• [Task goal]
Can you find the lines of the listing that include "JSON" and copy every one?

• [Records shown]

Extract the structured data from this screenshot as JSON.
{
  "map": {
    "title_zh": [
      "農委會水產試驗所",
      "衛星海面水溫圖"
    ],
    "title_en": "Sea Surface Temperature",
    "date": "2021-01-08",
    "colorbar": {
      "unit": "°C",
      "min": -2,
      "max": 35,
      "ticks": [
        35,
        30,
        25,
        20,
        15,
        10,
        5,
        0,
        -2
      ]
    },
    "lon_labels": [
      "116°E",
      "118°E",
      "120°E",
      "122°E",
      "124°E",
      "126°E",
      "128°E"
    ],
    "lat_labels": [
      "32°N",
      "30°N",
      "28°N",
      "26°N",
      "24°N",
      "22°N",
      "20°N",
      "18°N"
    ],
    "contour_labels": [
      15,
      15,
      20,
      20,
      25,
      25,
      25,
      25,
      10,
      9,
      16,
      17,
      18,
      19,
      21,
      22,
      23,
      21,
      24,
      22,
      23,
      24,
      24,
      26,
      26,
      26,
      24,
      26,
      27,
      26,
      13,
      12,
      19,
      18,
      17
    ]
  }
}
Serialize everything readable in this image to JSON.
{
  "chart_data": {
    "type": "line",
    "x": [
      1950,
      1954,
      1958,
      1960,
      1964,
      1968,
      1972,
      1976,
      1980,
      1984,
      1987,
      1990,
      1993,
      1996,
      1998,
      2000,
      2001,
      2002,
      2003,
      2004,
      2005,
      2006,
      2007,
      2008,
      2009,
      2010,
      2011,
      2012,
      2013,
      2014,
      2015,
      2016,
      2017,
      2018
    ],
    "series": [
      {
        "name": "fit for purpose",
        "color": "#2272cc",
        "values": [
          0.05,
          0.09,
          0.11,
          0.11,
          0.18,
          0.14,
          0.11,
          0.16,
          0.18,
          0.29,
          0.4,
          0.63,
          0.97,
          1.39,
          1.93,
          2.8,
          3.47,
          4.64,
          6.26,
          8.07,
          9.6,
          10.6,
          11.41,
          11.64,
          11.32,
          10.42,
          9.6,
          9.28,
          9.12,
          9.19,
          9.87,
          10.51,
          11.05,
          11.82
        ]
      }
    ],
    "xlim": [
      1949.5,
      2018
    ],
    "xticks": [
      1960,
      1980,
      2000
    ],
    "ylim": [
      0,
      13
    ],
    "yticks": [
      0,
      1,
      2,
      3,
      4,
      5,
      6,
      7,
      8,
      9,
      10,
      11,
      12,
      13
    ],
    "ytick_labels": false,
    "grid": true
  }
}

• [Finished exercise]
Extract the structured data from this screenshot as JSON.
Serialize everything readable in this image to JSON.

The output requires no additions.